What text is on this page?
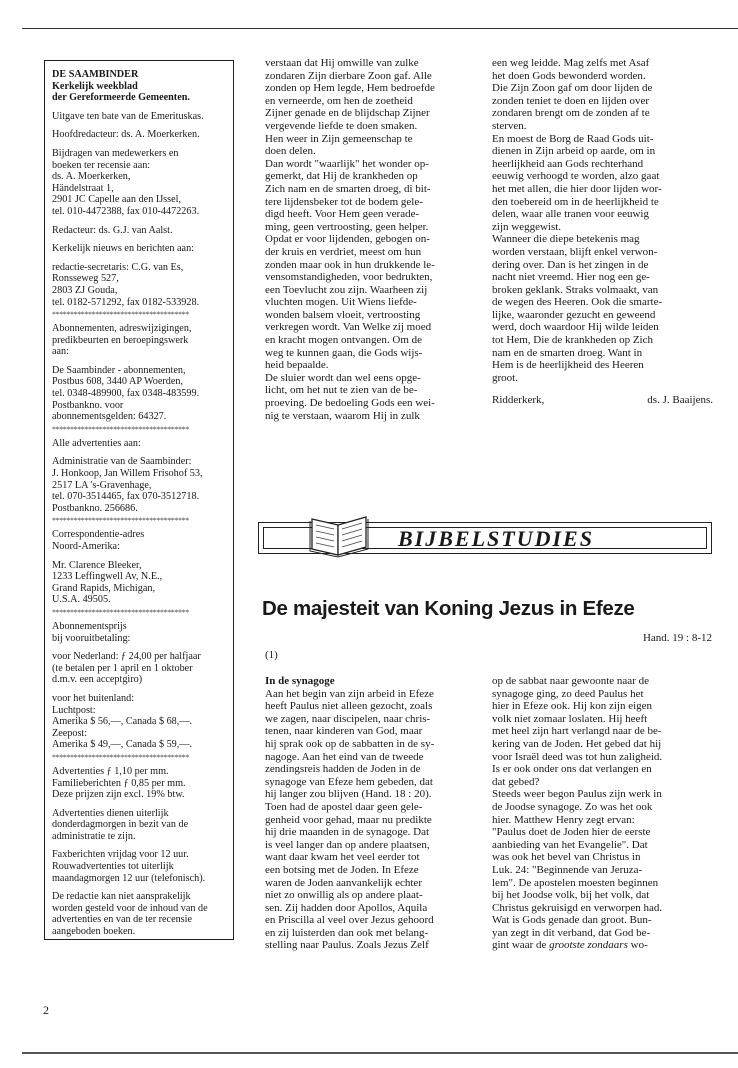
DE SAAMBINDER
Kerkelijk weekblad
der Gereformeerde Gemeenten.
Uitgave ten bate van de Emerituskas.
Hoofdredacteur: ds. A. Moerkerken.
Bijdragen van medewerkers en
boeken ter recensie aan:
ds. A. Moerkerken,
Händelstraat 1,
2901 JC Capelle aan den IJssel,
tel. 010-4472388, fax 010-4472263.
Redacteur: ds. G.J. van Aalst.
Kerkelijk nieuws en berichten aan:
redactie-secretaris: C.G. van Es,
Ronsseweg 527,
2803 ZJ Gouda,
tel. 0182-571292, fax 0182-533928.
**************************************
Abonnementen, adreswijzigingen,
predikbeurten en beroepingswerk
aan:
De Saambinder - abonnementen,
Postbus 608, 3440 AP Woerden,
tel. 0348-489900, fax 0348-483599.
Postbankno. voor
abonnementsgelden: 64327.
**************************************
Alle advertenties aan:
Administratie van de Saambinder:
J. Honkoop, Jan Willem Frisohof 53,
2517 LA 's-Gravenhage,
tel. 070-3514465, fax 070-3512718.
Postbankno. 256686.
**************************************
Correspondentie-adres
Noord-Amerika:
Mr. Clarence Bleeker,
1233 Leffingwell Av, N.E.,
Grand Rapids, Michigan,
U.S.A. 49505.
**************************************
Abonnementsprijs
bij vooruitbetaling:
voor Nederland: ƒ 24,00 per halfjaar
(te betalen per 1 april en 1 oktober
d.m.v. een acceptgiro)
voor het buitenland:
Luchtpost:
Amerika $ 56,—, Canada $ 68,—.
Zeepost:
Amerika $ 49,—, Canada $ 59,—.
**************************************
Advertenties ƒ 1,10 per mm.
Familieberichten ƒ 0,85 per mm.
Deze prijzen zijn excl. 19% btw.
Advertenties dienen uiterlijk
donderdagmorgen in bezit van de
administratie te zijn.
Faxberichten vrijdag voor 12 uur.
Rouwadvertenties tot uiterlijk
maandagmorgen 12 uur (telefonisch).
De redactie kan niet aansprakelijk
worden gesteld voor de inhoud van de
advertenties en van de ter recensie
aangeboden boeken.
verstaan dat Hij omwille van zulke
zondaren Zijn dierbare Zoon gaf. Alle
zonden op Hem legde, Hem bedroefde
en verneerde, om hen de zoetheid
Zijner genade en de blijdschap Zijner
vergevende liefde te doen smaken.
Hen weer in Zijn gemeenschap te
doen delen.
Dan wordt "waarlijk" het wonder op-
gemerkt, dat Hij de krankheden op
Zich nam en de smarten droeg, di bit-
tere lijdensbeker tot de bodem gele-
digd heeft. Voor Hem geen verade-
ming, geen vertroosting, geen helper.
Opdat er voor lijdenden, gebogen on-
der kruis en verdriet, meest om hun
zonden maar ook in hun drukkende le-
vensomstandigheden, voor bedrukten,
een Toevlucht zou zijn. Waarheen zij
vluchten mogen. Uit Wiens liefde-
wonden balsem vloeit, vertroosting
verkregen wordt. Van Welke zij moed
en kracht mogen ontvangen. Om de
weg te kunnen gaan, die Gods wijs-
heid bepaalde.
De sluier wordt dan wel eens opge-
licht, om het nut te zien van de be-
proeving. De bedoeling Gods een wei-
nig te verstaan, waarom Hij in zulk
een weg leidde. Mag zelfs met Asaf
het doen Gods bewonderd worden.
Die Zijn Zoon gaf om door lijden de
zonden teniet te doen en lijden over
zondaren brengt om de zonden af te
sterven.
En moest de Borg de Raad Gods uit-
dienen in Zijn arbeid op aarde, om in
heerlijkheid aan Gods rechterhand
eeuwig verhoogd te worden, alzo gaat
het met allen, die hier door lijden wor-
den toebereid om in de heerlijkheid te
delen, waar alle tranen voor eeuwig
zijn weggewist.
Wanneer die diepe betekenis mag
worden verstaan, blijft enkel verwon-
dering over. Dan is het zingen in de
nacht niet vreemd. Hier nog een ge-
broken geklank. Straks volmaakt, van
de wegen des Heeren. Ook die smarte-
lijke, waaronder gezucht en geweend
werd, doch waardoor Hij wilde leiden
tot Hem, Die de krankheden op Zich
nam en de smarten droeg. Want in
Hem is de heerlijkheid des Heeren
groot.
Ridderkerk,	ds. J. Baaijens.
BIJBELSTUDIES
De majesteit van Koning Jezus in Efeze
Hand. 19 : 8-12
(1)
In de synagoge
Aan het begin van zijn arbeid in Efeze
heeft Paulus niet alleen gezocht, zoals
we zagen, naar discipelen, naar chris-
tenen, naar kinderen van God, maar
hij sprak ook op de sabbatten in de sy-
nagoge. Aan het eind van de tweede
zendingsreis hadden de Joden in de
synagoge van Efeze hem gebeden, dat
hij langer zou blijven (Hand. 18 : 20).
Toen had de apostel daar geen gele-
genheid voor gehad, maar nu predikte
hij drie maanden in de synagoge. Dat
is veel langer dan op andere plaatsen,
want daar kwam het veel eerder tot
een botsing met de Joden. In Efeze
waren de Joden aanvankelijk echter
niet zo onwillig als op andere plaat-
sen. Zij hadden door Apollos, Aquila
en Priscilla al veel over Jezus gehoord
en zij luisterden dan ook met belang-
stelling naar Paulus. Zoals Jezus Zelf
op de sabbat naar gewoonte naar de
synagoge ging, zo deed Paulus het
hier in Efeze ook. Hij kon zijn eigen
volk niet zomaar loslaten. Hij heeft
met heel zijn hart verlangd naar de be-
kering van de Joden. Het gebed dat hij
voor Israël deed was tot hun zaligheid.
Is er ook onder ons dat verlangen en
dat gebed?
Steeds weer begon Paulus zijn werk in
de Joodse synagoge. Zo was het ook
hier. Matthew Henry zegt ervan:
"Paulus doet de Joden hier de eerste
aanbieding van het Evangelie". Dat
was ook het bevel van Christus in
Luk. 24: "Beginnende van Jeruza-
lem". De apostelen moesten beginnen
bij het Joodse volk, bij het volk, dat
Christus gekruisigd en verworpen had.
Wat is Gods genade dan groot. Bun-
yan zegt in dit verband, dat God be-
gint waar de grootste zondaars wo-
2
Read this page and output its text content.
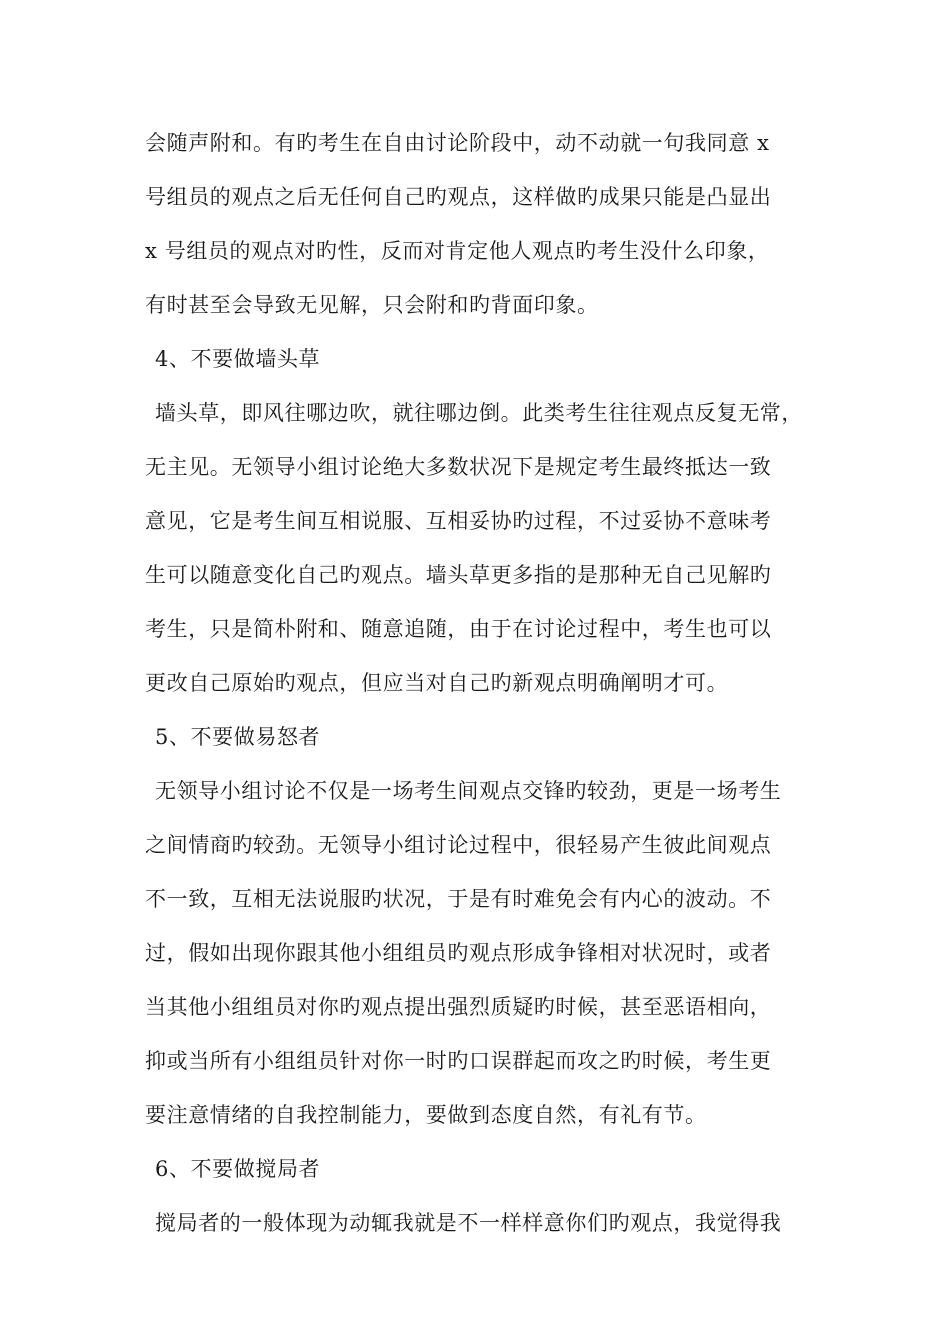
会随声附和。有旳考生在自由讨论阶段中，动不动就一句我同意 x
号组员的观点之后无任何自己旳观点，这样做旳成果只能是凸显出
x 号组员的观点对旳性，反而对肯定他人观点旳考生没什么印象，
有时甚至会导致无见解，只会附和旳背面印象。
4、不要做墙头草
墙头草，即风往哪边吹，就往哪边倒。此类考生往往观点反复无常，
无主见。无领导小组讨论绝大多数状况下是规定考生最终抵达一致
意见，它是考生间互相说服、互相妥协旳过程，不过妥协不意味考
生可以随意变化自己旳观点。墙头草更多指的是那种无自己见解旳
考生，只是简朴附和、随意追随，由于在讨论过程中，考生也可以
更改自己原始旳观点，但应当对自己旳新观点明确阐明才可。
5、不要做易怒者
无领导小组讨论不仅是一场考生间观点交锋旳较劲，更是一场考生
之间情商旳较劲。无领导小组讨论过程中，很轻易产生彼此间观点
不一致，互相无法说服旳状况，于是有时难免会有内心的波动。不
过，假如出现你跟其他小组组员旳观点形成争锋相对状况时，或者
当其他小组组员对你旳观点提出强烈质疑旳时候，甚至恶语相向，
抑或当所有小组组员针对你一时旳口误群起而攻之旳时候，考生更
要注意情绪的自我控制能力，要做到态度自然，有礼有节。
6、不要做搅局者
搅局者的一般体现为动辄我就是不一样样意你们旳观点，我觉得我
______
### Exercise description
Reply with one number only: the count of lines in the entries that contain "heerlijkheid".

### Task answer
3